======== RECORDS FOR THE TASK
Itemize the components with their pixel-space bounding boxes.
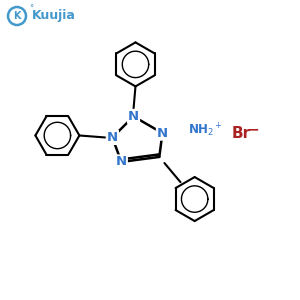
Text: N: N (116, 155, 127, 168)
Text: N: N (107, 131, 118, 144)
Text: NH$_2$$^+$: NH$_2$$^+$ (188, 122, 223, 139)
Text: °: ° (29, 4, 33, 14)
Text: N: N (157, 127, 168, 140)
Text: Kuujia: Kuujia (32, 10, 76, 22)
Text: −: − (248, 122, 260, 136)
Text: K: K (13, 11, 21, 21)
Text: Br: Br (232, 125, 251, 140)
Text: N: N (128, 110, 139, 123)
================
======== RECORDS FOR THE TASK
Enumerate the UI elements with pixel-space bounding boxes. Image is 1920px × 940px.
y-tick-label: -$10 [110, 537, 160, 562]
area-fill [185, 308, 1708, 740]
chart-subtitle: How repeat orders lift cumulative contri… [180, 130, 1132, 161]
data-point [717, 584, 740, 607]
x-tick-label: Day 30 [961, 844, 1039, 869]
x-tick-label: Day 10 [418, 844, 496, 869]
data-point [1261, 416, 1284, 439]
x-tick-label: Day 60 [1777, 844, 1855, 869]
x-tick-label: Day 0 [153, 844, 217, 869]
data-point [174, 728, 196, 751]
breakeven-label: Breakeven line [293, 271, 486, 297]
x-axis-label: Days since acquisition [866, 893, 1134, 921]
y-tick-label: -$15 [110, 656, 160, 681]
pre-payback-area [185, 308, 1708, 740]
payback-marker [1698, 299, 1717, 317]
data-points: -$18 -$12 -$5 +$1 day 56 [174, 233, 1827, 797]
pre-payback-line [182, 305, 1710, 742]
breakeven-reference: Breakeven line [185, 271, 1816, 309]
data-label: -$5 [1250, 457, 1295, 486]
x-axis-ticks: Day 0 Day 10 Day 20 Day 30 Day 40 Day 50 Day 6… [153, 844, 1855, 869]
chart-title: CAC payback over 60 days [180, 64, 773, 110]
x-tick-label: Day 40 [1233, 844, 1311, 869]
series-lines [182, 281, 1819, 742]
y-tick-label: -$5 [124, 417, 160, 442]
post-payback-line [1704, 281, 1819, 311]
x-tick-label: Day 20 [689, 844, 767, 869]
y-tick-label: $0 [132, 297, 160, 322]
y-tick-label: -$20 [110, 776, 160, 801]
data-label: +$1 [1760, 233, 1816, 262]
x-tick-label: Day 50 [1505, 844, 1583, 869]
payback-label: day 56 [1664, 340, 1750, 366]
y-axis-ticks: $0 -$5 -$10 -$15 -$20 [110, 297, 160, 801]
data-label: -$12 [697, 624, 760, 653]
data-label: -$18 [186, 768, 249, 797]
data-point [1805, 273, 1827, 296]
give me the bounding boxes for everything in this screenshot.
================
======== RECORDS FOR THE TASK
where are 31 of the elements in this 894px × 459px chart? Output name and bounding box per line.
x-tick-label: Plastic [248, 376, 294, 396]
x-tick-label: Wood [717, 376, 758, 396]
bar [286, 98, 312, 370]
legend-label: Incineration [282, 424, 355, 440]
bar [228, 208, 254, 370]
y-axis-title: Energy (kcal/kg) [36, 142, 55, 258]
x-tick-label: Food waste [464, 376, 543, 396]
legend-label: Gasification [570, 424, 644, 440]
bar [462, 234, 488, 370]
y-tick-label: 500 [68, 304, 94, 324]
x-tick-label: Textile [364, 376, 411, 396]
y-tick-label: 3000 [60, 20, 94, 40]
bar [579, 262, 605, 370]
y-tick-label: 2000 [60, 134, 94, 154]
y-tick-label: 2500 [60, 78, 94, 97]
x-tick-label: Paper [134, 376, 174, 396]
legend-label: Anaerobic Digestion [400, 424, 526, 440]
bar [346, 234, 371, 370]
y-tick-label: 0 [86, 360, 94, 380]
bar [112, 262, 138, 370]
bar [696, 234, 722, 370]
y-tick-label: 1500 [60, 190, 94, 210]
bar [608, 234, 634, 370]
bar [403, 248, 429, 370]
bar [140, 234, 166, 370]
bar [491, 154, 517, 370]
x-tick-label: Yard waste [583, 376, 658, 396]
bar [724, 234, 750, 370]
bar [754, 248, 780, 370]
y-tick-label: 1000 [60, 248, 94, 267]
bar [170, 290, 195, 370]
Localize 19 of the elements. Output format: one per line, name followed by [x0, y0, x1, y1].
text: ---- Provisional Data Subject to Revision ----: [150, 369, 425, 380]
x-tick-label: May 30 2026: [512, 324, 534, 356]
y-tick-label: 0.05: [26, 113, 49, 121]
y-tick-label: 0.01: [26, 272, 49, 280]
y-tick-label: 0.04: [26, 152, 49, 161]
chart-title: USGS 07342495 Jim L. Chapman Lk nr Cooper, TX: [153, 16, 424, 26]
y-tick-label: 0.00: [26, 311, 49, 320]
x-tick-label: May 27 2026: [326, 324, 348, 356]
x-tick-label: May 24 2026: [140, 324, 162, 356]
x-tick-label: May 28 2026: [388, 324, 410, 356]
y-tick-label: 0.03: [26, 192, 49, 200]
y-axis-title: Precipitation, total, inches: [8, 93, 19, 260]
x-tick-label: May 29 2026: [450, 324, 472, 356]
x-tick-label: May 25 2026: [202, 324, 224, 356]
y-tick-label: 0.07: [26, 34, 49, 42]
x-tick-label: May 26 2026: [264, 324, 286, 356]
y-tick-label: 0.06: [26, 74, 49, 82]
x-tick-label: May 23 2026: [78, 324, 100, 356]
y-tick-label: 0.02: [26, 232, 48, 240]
================
Copy out verbatim the part of the entries that opens with the line containing "Text: N: N (116, 155, 127, 168)" and closes with the line containing "Text: N: N (128, 110, 139, 123)", including both of those lines.

Text: N: N (116, 155, 127, 168)
Text: N: N (107, 131, 118, 144)
Text: NH$_2$$^+$: NH$_2$$^+$ (188, 122, 223, 139)
Text: °: ° (29, 4, 33, 14)
Text: N: N (157, 127, 168, 140)
Text: Kuujia: Kuujia (32, 10, 76, 22)
Text: −: − (248, 122, 260, 136)
Text: K: K (13, 11, 21, 21)
Text: Br: Br (232, 125, 251, 140)
Text: N: N (128, 110, 139, 123)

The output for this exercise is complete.